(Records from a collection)
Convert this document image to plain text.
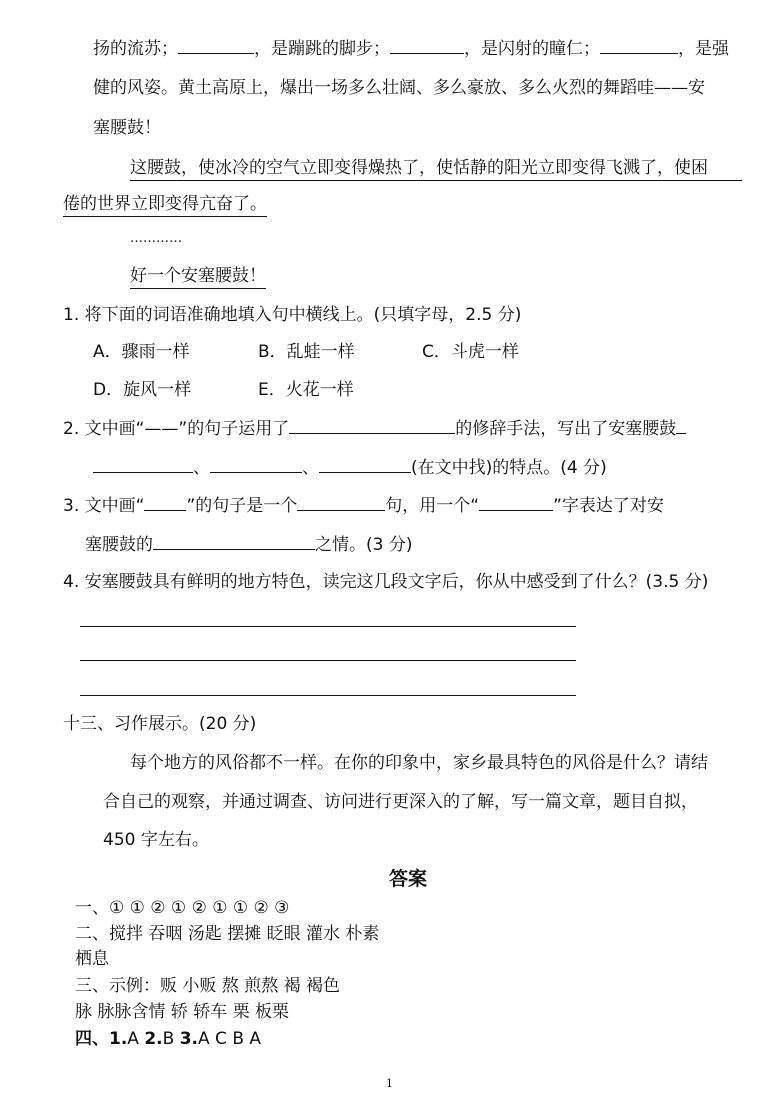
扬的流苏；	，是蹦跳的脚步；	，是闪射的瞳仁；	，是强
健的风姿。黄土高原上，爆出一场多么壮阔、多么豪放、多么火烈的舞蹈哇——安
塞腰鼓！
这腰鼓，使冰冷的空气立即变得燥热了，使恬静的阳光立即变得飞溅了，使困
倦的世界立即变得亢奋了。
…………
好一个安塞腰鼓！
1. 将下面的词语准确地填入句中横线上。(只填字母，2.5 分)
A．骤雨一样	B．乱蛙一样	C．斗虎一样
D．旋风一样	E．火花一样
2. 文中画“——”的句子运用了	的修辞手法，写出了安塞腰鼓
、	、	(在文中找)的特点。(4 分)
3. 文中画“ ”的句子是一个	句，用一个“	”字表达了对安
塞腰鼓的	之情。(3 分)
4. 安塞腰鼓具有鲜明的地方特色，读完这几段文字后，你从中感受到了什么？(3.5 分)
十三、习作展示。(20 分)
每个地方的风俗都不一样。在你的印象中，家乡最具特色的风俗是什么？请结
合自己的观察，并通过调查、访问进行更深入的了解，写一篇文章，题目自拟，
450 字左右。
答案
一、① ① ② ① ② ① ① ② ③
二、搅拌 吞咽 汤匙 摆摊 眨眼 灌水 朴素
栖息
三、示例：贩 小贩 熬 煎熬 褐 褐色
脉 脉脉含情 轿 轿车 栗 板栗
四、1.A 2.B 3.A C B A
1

* * *

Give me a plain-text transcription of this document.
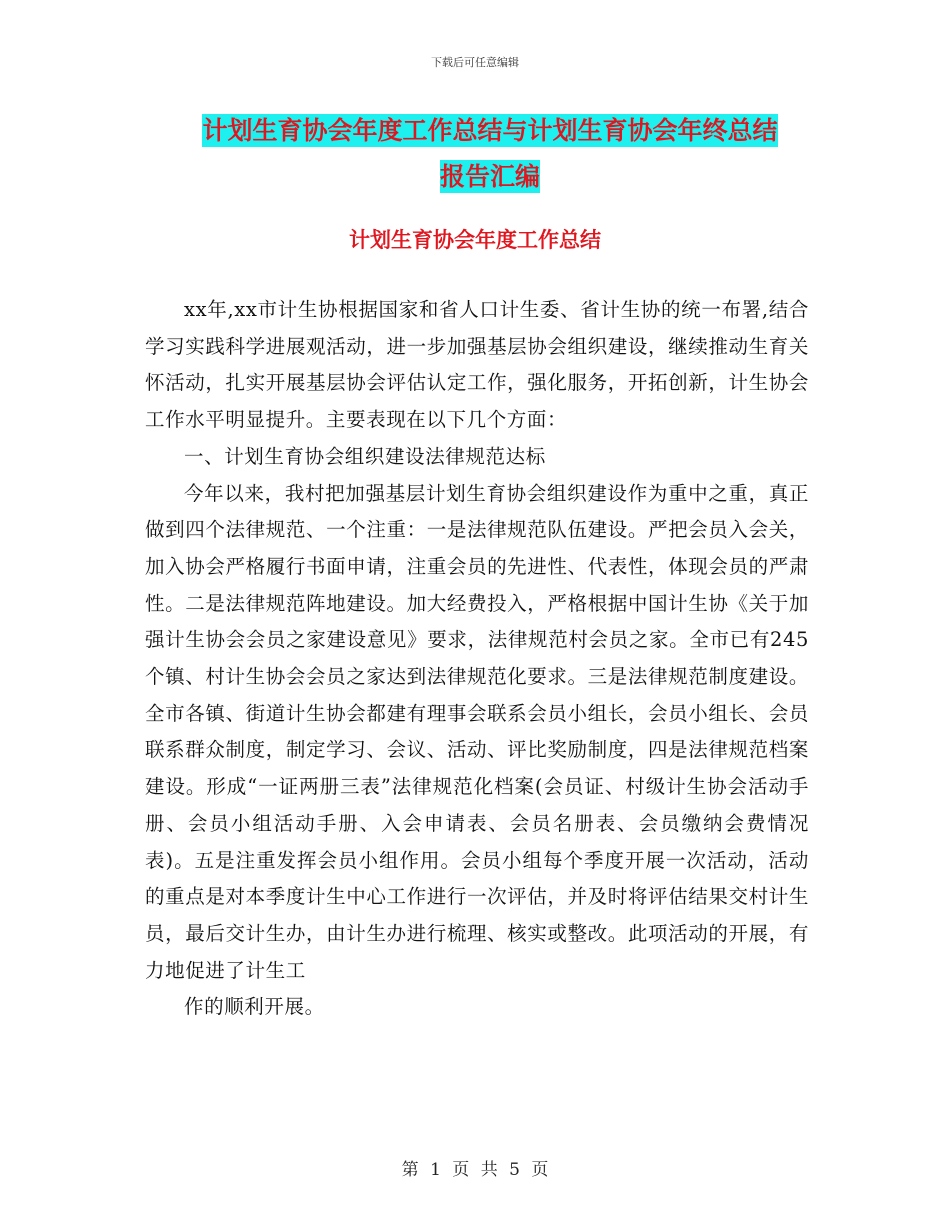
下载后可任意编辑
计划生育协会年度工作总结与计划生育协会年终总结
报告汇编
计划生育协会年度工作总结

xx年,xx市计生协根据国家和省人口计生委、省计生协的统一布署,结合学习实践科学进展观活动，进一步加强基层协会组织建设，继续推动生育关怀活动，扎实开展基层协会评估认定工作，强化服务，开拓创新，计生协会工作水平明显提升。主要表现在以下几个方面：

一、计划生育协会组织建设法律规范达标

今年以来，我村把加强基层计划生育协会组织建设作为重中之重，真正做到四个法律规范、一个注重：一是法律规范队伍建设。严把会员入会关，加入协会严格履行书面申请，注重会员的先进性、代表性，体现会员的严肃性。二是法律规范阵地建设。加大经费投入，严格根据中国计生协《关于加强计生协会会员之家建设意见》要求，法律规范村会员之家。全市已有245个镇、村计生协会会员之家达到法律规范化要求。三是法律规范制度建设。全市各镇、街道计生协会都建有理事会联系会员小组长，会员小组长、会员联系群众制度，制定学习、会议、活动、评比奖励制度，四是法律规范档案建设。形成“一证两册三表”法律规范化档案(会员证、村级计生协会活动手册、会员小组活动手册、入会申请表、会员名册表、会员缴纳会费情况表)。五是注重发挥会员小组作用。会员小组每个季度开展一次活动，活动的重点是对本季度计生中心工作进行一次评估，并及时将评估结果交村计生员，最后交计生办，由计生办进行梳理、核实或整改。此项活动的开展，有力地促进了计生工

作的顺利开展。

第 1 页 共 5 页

▶ _What the task requires_: Check each line of the data above for the word "this" and say how many lines have it. Give the number alone.

▶ _The completed task_: 2